Data entries:
####################
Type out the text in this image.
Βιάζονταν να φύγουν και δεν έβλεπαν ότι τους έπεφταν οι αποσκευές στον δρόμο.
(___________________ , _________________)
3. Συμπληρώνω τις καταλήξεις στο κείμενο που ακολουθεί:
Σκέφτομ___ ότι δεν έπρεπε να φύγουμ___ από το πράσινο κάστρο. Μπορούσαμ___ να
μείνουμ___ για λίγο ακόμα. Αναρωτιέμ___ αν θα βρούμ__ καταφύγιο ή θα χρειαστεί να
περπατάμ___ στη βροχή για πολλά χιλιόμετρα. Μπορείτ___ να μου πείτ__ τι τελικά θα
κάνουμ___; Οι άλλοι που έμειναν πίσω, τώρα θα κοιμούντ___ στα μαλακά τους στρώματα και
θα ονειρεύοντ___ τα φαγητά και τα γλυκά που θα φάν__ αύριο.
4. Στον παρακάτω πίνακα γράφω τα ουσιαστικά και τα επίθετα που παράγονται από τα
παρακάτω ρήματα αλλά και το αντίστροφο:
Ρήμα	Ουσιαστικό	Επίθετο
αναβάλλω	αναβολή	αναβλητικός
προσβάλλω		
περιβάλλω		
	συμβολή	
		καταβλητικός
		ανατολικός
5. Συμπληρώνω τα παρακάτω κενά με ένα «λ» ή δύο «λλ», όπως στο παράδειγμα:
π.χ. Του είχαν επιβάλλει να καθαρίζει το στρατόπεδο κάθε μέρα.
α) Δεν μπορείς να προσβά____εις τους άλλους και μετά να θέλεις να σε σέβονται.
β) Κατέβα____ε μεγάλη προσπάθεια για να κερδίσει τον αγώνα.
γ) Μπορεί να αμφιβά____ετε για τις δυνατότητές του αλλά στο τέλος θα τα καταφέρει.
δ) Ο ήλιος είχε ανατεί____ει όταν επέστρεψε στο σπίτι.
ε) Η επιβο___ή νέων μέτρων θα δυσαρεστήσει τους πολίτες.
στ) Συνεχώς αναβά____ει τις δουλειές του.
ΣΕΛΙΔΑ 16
####################
* Aim
Every entry above needs to be quoted exactly.

* The completed task
Type out the text in this image.
Βιάζονταν να φύγουν και δεν έβλεπαν ότι τους έπεφταν οι αποσκευές στον δρόμο.
(___________________ , _________________)
3. Συμπληρώνω τις καταλήξεις στο κείμενο που ακολουθεί:
Σκέφτομ___ ότι δεν έπρεπε να φύγουμ___ από το πράσινο κάστρο. Μπορούσαμ___ να
μείνουμ___ για λίγο ακόμα. Αναρωτιέμ___ αν θα βρούμ__ καταφύγιο ή θα χρειαστεί να
περπατάμ___ στη βροχή για πολλά χιλιόμετρα. Μπορείτ___ να μου πείτ__ τι τελικά θα
κάνουμ___; Οι άλλοι που έμειναν πίσω, τώρα θα κοιμούντ___ στα μαλακά τους στρώματα και
θα ονειρεύοντ___ τα φαγητά και τα γλυκά που θα φάν__ αύριο.
4. Στον παρακάτω πίνακα γράφω τα ουσιαστικά και τα επίθετα που παράγονται από τα
παρακάτω ρήματα αλλά και το αντίστροφο:
Ρήμα	Ουσιαστικό	Επίθετο
αναβάλλω	αναβολή	αναβλητικός
προσβάλλω		
περιβάλλω		
	συμβολή	
		καταβλητικός
		ανατολικός
5. Συμπληρώνω τα παρακάτω κενά με ένα «λ» ή δύο «λλ», όπως στο παράδειγμα:
π.χ. Του είχαν επιβάλλει να καθαρίζει το στρατόπεδο κάθε μέρα.
α) Δεν μπορείς να προσβά____εις τους άλλους και μετά να θέλεις να σε σέβονται.
β) Κατέβα____ε μεγάλη προσπάθεια για να κερδίσει τον αγώνα.
γ) Μπορεί να αμφιβά____ετε για τις δυνατότητές του αλλά στο τέλος θα τα καταφέρει.
δ) Ο ήλιος είχε ανατεί____ει όταν επέστρεψε στο σπίτι.
ε) Η επιβο___ή νέων μέτρων θα δυσαρεστήσει τους πολίτες.
στ) Συνεχώς αναβά____ει τις δουλειές του.
ΣΕΛΙΔΑ 16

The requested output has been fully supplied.